Give only the number of lines in the listing below where the string "text" occurs.

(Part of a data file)
────────────────────────────────────────

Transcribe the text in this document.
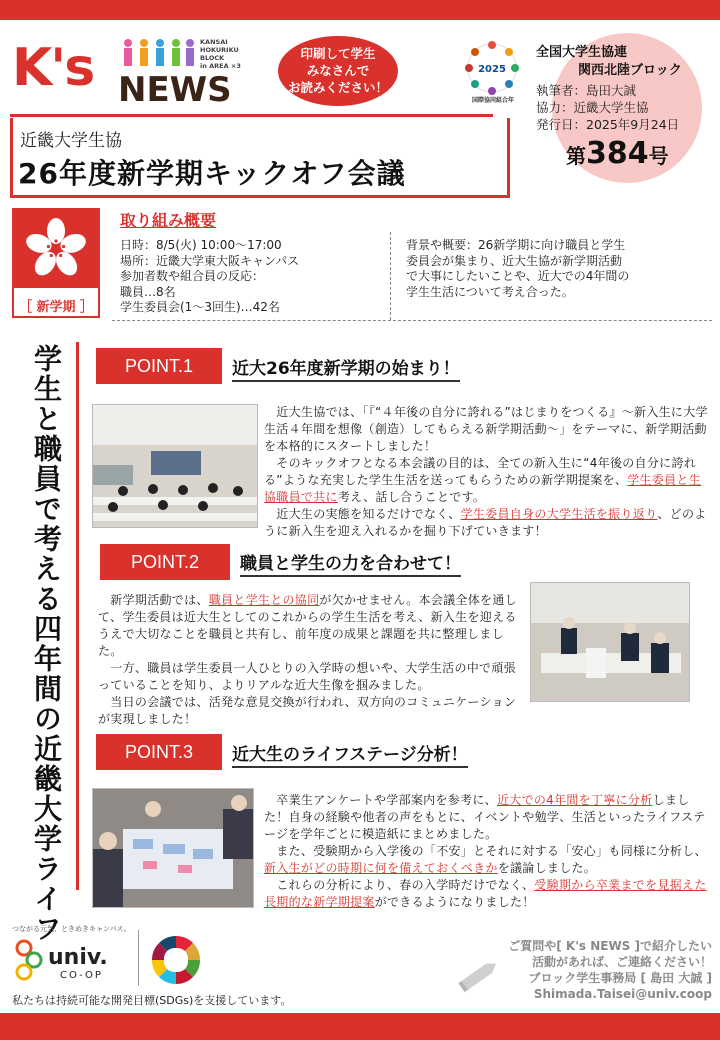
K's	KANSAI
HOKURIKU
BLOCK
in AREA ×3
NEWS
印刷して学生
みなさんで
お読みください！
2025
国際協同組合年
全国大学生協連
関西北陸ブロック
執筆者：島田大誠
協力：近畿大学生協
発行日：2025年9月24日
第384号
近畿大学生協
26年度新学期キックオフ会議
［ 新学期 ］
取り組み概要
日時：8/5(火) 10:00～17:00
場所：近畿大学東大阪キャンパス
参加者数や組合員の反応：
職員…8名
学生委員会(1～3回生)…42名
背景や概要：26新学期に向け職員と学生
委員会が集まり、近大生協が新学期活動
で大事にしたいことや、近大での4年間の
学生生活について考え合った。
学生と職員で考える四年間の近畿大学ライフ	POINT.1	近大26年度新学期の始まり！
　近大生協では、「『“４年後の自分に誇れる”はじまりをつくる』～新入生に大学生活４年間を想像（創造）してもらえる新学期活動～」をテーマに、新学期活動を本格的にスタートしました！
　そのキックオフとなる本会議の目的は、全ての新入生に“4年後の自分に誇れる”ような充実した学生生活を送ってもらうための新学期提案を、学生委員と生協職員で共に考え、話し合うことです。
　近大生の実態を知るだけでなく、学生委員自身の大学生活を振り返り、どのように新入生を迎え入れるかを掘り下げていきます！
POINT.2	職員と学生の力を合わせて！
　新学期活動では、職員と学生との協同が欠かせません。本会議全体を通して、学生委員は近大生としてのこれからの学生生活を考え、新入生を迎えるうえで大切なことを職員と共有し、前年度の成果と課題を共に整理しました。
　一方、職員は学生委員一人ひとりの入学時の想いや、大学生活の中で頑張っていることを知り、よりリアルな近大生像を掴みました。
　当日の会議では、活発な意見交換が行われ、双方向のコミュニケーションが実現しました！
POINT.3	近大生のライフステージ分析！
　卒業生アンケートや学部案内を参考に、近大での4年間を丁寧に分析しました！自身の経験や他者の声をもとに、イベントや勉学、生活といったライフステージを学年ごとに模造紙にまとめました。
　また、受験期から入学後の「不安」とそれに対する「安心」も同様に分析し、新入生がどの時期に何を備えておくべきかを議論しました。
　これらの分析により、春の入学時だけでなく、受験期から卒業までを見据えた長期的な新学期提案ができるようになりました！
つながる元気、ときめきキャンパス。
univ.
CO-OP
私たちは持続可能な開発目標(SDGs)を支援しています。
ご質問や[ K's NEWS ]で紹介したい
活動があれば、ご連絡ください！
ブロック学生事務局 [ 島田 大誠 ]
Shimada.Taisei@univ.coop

────────────────────────────────────────

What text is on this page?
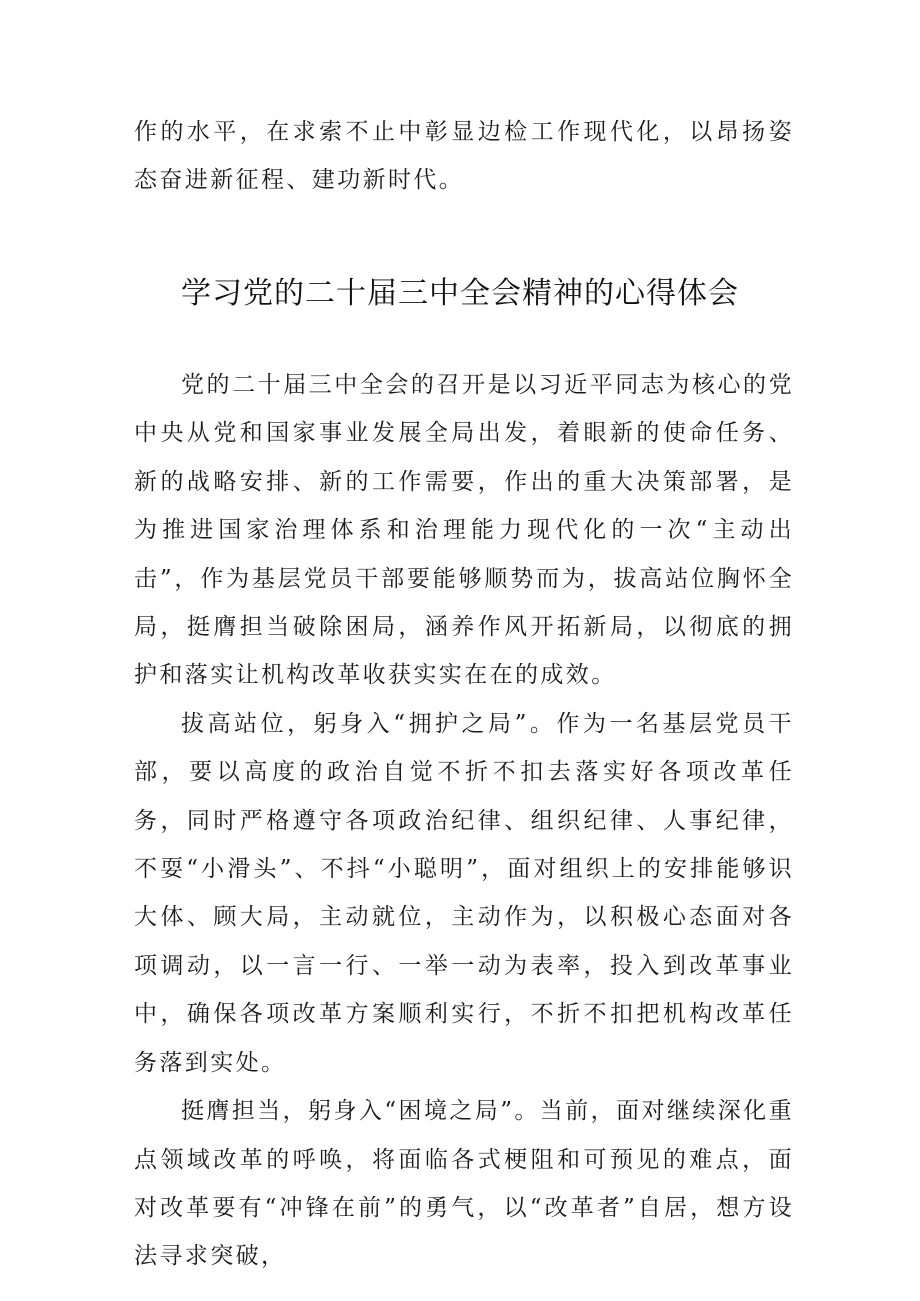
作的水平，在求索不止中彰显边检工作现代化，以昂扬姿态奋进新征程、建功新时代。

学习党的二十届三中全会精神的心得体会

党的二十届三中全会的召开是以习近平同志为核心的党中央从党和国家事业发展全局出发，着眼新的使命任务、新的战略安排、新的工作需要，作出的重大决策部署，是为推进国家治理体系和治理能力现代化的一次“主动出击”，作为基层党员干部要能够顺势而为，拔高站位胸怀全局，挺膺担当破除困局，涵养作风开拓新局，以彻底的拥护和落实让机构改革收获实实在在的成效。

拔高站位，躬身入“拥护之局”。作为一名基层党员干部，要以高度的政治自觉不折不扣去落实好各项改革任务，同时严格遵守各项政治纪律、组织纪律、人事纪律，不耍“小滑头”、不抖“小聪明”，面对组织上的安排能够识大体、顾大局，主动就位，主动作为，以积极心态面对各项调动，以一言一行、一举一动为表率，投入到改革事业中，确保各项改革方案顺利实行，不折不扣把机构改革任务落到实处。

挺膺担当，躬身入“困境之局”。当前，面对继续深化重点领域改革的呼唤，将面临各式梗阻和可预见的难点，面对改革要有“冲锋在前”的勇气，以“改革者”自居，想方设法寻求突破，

────────────────────────────────────────

▶ _Solution below_:
2